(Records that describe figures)
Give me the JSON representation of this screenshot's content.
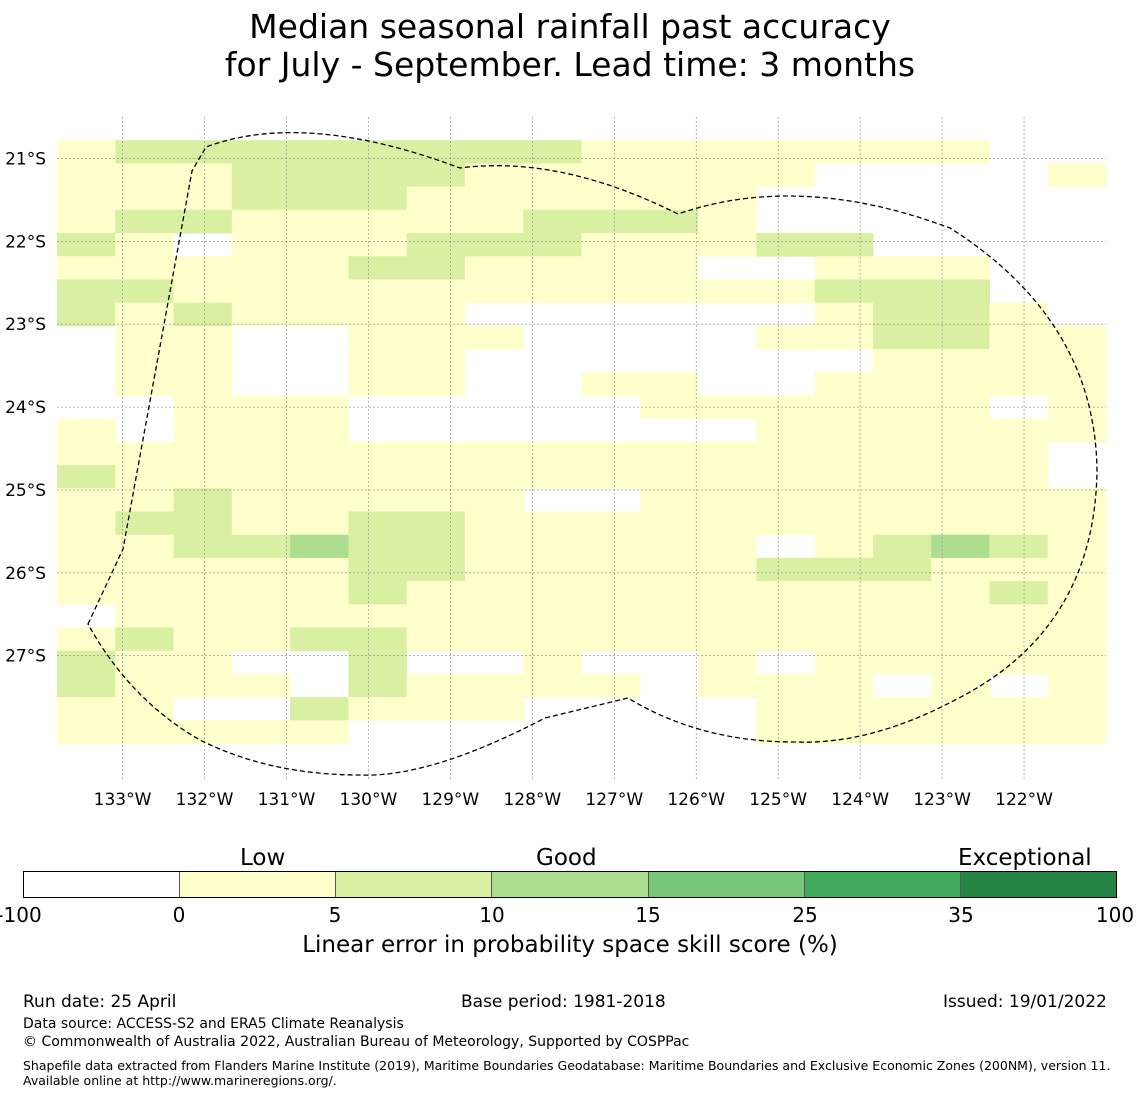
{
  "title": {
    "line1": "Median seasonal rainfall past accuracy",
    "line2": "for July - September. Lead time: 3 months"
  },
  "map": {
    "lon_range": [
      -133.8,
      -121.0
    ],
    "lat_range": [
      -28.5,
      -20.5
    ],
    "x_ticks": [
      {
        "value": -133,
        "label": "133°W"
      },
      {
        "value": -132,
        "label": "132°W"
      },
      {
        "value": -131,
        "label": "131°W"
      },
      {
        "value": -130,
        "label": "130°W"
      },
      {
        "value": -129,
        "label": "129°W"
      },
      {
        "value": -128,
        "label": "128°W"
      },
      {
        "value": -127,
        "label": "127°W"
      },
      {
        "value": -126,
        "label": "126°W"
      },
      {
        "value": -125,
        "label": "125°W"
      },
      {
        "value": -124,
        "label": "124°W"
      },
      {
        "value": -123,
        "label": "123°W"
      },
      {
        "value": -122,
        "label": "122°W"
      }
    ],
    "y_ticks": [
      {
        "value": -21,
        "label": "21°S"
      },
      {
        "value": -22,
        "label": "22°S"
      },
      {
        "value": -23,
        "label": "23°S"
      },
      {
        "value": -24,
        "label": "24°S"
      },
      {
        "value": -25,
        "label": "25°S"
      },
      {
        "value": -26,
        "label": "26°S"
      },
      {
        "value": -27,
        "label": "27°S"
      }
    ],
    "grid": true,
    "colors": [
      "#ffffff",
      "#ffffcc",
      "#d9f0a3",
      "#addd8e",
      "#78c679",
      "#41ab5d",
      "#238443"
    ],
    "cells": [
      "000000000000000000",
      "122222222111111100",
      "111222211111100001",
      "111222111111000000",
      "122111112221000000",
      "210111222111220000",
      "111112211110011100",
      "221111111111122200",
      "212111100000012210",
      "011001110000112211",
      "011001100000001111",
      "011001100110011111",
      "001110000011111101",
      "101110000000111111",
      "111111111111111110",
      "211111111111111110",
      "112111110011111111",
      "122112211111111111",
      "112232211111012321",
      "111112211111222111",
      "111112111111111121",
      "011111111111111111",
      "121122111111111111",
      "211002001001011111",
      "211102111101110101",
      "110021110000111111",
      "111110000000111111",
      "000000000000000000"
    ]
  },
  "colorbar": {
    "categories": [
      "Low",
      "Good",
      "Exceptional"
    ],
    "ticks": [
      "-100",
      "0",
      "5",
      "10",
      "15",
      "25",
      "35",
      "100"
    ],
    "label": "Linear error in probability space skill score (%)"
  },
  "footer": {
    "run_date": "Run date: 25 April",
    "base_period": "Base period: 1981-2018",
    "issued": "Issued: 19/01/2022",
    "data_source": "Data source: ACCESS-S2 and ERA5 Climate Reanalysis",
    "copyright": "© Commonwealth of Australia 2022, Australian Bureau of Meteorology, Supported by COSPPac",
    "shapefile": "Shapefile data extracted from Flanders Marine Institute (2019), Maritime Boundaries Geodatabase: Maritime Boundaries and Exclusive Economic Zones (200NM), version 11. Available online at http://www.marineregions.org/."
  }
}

> [WHAT TO PRODUCE]
All the records need to be repeated exactly, with the images dropped.

> [RESPONSE TO THE TASK]
Give me the JSON representation of this screenshot's content.
{
  "title": {
    "line1": "Median seasonal rainfall past accuracy",
    "line2": "for July - September. Lead time: 3 months"
  },
  "map": {
    "lon_range": [
      -133.8,
      -121.0
    ],
    "lat_range": [
      -28.5,
      -20.5
    ],
    "x_ticks": [
      {
        "value": -133,
        "label": "133°W"
      },
      {
        "value": -132,
        "label": "132°W"
      },
      {
        "value": -131,
        "label": "131°W"
      },
      {
        "value": -130,
        "label": "130°W"
      },
      {
        "value": -129,
        "label": "129°W"
      },
      {
        "value": -128,
        "label": "128°W"
      },
      {
        "value": -127,
        "label": "127°W"
      },
      {
        "value": -126,
        "label": "126°W"
      },
      {
        "value": -125,
        "label": "125°W"
      },
      {
        "value": -124,
        "label": "124°W"
      },
      {
        "value": -123,
        "label": "123°W"
      },
      {
        "value": -122,
        "label": "122°W"
      }
    ],
    "y_ticks": [
      {
        "value": -21,
        "label": "21°S"
      },
      {
        "value": -22,
        "label": "22°S"
      },
      {
        "value": -23,
        "label": "23°S"
      },
      {
        "value": -24,
        "label": "24°S"
      },
      {
        "value": -25,
        "label": "25°S"
      },
      {
        "value": -26,
        "label": "26°S"
      },
      {
        "value": -27,
        "label": "27°S"
      }
    ],
    "grid": true,
    "colors": [
      "#ffffff",
      "#ffffcc",
      "#d9f0a3",
      "#addd8e",
      "#78c679",
      "#41ab5d",
      "#238443"
    ],
    "cells": [
      "000000000000000000",
      "122222222111111100",
      "111222211111100001",
      "111222111111000000",
      "122111112221000000",
      "210111222111220000",
      "111112211110011100",
      "221111111111122200",
      "212111100000012210",
      "011001110000112211",
      "011001100000001111",
      "011001100110011111",
      "001110000011111101",
      "101110000000111111",
      "111111111111111110",
      "211111111111111110",
      "112111110011111111",
      "122112211111111111",
      "112232211111012321",
      "111112211111222111",
      "111112111111111121",
      "011111111111111111",
      "121122111111111111",
      "211002001001011111",
      "211102111101110101",
      "110021110000111111",
      "111110000000111111",
      "000000000000000000"
    ]
  },
  "colorbar": {
    "categories": [
      "Low",
      "Good",
      "Exceptional"
    ],
    "ticks": [
      "-100",
      "0",
      "5",
      "10",
      "15",
      "25",
      "35",
      "100"
    ],
    "label": "Linear error in probability space skill score (%)"
  },
  "footer": {
    "run_date": "Run date: 25 April",
    "base_period": "Base period: 1981-2018",
    "issued": "Issued: 19/01/2022",
    "data_source": "Data source: ACCESS-S2 and ERA5 Climate Reanalysis",
    "copyright": "© Commonwealth of Australia 2022, Australian Bureau of Meteorology, Supported by COSPPac",
    "shapefile": "Shapefile data extracted from Flanders Marine Institute (2019), Maritime Boundaries Geodatabase: Maritime Boundaries and Exclusive Economic Zones (200NM), version 11. Available online at http://www.marineregions.org/."
  }
}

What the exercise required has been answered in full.